start
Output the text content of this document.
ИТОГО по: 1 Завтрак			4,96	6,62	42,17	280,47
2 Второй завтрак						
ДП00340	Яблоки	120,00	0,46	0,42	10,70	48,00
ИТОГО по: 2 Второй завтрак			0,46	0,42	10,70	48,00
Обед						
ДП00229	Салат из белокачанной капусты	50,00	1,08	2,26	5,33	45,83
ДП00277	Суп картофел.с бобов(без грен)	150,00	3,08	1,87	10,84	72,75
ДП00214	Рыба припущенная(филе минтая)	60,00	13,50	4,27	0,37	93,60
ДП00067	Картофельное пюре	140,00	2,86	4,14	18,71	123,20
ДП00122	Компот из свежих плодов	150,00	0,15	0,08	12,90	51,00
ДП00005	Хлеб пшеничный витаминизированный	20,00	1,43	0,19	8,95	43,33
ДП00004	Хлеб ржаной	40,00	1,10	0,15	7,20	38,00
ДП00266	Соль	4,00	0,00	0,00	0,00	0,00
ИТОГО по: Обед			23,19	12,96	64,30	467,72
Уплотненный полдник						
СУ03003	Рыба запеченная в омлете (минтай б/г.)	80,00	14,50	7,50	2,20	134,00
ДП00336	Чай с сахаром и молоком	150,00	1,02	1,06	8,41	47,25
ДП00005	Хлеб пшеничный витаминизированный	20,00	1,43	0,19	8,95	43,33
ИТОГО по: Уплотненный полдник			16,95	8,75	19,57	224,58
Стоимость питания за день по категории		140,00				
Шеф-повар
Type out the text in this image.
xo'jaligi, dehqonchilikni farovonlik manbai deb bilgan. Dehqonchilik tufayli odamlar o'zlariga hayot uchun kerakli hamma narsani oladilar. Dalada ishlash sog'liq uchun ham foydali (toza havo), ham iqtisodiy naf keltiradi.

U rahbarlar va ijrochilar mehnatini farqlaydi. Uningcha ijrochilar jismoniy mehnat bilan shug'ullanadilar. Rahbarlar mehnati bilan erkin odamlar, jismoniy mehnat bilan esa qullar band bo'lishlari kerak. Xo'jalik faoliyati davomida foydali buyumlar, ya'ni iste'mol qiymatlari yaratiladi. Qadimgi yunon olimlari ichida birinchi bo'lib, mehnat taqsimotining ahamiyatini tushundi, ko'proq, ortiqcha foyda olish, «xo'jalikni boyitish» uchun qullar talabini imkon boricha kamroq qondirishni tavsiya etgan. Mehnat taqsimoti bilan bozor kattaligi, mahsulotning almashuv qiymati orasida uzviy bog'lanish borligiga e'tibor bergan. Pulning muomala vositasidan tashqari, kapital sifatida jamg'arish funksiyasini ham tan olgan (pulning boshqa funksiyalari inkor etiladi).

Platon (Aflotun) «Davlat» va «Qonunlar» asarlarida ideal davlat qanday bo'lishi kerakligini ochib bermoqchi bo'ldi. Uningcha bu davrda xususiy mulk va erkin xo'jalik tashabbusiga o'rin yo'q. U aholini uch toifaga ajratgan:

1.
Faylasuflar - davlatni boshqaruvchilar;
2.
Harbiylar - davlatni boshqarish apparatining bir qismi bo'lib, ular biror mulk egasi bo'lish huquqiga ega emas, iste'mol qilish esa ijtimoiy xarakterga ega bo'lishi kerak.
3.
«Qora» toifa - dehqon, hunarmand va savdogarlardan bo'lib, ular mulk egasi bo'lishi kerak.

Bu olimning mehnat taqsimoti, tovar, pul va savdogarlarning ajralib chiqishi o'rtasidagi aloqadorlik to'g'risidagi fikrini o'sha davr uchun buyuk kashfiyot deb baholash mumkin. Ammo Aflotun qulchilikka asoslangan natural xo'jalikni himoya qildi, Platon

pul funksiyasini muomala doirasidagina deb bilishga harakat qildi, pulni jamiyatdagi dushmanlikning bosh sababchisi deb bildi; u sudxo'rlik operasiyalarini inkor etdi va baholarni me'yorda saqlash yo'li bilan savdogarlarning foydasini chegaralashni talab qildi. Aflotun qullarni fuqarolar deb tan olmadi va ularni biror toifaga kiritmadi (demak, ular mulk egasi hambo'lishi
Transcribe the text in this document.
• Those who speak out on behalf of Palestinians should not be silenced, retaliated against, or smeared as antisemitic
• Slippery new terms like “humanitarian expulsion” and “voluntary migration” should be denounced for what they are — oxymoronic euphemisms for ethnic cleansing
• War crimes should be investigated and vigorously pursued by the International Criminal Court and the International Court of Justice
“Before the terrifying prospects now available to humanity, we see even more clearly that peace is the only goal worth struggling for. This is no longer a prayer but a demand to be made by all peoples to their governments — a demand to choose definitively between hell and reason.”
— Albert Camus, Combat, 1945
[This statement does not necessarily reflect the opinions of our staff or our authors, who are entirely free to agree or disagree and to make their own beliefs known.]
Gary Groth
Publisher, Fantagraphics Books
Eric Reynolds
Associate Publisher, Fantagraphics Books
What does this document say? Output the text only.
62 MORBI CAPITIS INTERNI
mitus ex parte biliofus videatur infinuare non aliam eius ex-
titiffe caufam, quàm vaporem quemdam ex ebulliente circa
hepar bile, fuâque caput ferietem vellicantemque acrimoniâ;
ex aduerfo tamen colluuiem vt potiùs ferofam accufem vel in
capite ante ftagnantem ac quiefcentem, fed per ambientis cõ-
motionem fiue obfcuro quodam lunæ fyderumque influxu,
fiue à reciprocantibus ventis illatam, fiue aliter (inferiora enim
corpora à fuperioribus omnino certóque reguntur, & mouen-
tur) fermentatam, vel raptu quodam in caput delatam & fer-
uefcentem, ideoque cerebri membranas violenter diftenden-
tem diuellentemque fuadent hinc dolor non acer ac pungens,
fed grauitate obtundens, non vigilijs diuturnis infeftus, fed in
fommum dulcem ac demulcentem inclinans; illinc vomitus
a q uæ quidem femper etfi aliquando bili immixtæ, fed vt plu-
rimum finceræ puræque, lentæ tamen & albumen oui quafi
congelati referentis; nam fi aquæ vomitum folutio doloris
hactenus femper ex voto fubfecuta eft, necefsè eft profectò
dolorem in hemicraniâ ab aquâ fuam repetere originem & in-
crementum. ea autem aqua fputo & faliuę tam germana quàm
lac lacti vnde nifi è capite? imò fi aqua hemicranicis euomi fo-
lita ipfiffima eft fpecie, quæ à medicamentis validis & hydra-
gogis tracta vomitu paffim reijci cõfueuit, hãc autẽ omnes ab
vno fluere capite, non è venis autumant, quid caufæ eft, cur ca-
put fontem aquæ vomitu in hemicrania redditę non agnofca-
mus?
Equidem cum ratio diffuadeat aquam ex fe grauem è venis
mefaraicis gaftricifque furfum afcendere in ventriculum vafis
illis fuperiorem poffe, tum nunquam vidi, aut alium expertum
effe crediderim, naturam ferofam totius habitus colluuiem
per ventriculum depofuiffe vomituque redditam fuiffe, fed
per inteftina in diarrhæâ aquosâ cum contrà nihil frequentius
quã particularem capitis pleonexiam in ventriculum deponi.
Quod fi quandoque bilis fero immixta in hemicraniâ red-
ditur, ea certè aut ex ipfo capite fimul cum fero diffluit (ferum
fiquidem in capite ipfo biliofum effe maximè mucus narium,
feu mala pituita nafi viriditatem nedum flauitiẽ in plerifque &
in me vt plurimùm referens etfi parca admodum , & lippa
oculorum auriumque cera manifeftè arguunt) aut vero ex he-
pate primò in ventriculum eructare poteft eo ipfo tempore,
end
**What to work on:** Pull every line containing "Output" from the data.

**Solution:**
Output the text content of this document.
What does this document say? Output the text only.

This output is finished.